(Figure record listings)
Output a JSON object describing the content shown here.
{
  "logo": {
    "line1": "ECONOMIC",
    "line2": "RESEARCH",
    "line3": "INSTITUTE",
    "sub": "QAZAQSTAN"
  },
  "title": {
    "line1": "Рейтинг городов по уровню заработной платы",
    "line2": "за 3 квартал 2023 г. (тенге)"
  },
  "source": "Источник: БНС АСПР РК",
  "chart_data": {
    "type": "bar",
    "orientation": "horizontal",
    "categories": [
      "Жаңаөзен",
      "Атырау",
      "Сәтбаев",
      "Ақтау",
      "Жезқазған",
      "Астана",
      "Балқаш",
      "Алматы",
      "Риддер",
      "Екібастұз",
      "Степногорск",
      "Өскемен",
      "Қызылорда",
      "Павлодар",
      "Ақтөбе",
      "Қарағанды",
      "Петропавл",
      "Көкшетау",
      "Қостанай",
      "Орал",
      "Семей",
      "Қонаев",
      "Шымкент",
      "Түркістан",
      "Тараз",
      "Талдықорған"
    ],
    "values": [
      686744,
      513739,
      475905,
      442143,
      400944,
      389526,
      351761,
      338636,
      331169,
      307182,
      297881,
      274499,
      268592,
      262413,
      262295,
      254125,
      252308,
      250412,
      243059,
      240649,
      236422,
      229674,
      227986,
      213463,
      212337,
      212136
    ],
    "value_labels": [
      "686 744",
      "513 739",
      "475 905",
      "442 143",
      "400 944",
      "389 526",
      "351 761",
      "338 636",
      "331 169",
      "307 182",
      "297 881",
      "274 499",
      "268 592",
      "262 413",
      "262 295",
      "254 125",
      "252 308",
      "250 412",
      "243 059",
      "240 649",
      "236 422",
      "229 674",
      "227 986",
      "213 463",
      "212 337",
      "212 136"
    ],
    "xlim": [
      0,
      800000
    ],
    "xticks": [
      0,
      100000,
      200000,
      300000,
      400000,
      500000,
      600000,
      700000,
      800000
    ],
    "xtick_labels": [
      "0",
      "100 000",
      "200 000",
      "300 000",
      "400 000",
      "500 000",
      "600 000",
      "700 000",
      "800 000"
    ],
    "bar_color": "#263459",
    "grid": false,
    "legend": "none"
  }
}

• Task to complete:
Go through the data and return every record exactly.

• Expected output:
Output a JSON object describing the content shown here.
{
  "logo": {
    "line1": "ECONOMIC",
    "line2": "RESEARCH",
    "line3": "INSTITUTE",
    "sub": "QAZAQSTAN"
  },
  "title": {
    "line1": "Рейтинг городов по уровню заработной платы",
    "line2": "за 3 квартал 2023 г. (тенге)"
  },
  "source": "Источник: БНС АСПР РК",
  "chart_data": {
    "type": "bar",
    "orientation": "horizontal",
    "categories": [
      "Жаңаөзен",
      "Атырау",
      "Сәтбаев",
      "Ақтау",
      "Жезқазған",
      "Астана",
      "Балқаш",
      "Алматы",
      "Риддер",
      "Екібастұз",
      "Степногорск",
      "Өскемен",
      "Қызылорда",
      "Павлодар",
      "Ақтөбе",
      "Қарағанды",
      "Петропавл",
      "Көкшетау",
      "Қостанай",
      "Орал",
      "Семей",
      "Қонаев",
      "Шымкент",
      "Түркістан",
      "Тараз",
      "Талдықорған"
    ],
    "values": [
      686744,
      513739,
      475905,
      442143,
      400944,
      389526,
      351761,
      338636,
      331169,
      307182,
      297881,
      274499,
      268592,
      262413,
      262295,
      254125,
      252308,
      250412,
      243059,
      240649,
      236422,
      229674,
      227986,
      213463,
      212337,
      212136
    ],
    "value_labels": [
      "686 744",
      "513 739",
      "475 905",
      "442 143",
      "400 944",
      "389 526",
      "351 761",
      "338 636",
      "331 169",
      "307 182",
      "297 881",
      "274 499",
      "268 592",
      "262 413",
      "262 295",
      "254 125",
      "252 308",
      "250 412",
      "243 059",
      "240 649",
      "236 422",
      "229 674",
      "227 986",
      "213 463",
      "212 337",
      "212 136"
    ],
    "xlim": [
      0,
      800000
    ],
    "xticks": [
      0,
      100000,
      200000,
      300000,
      400000,
      500000,
      600000,
      700000,
      800000
    ],
    "xtick_labels": [
      "0",
      "100 000",
      "200 000",
      "300 000",
      "400 000",
      "500 000",
      "600 000",
      "700 000",
      "800 000"
    ],
    "bar_color": "#263459",
    "grid": false,
    "legend": "none"
  }
}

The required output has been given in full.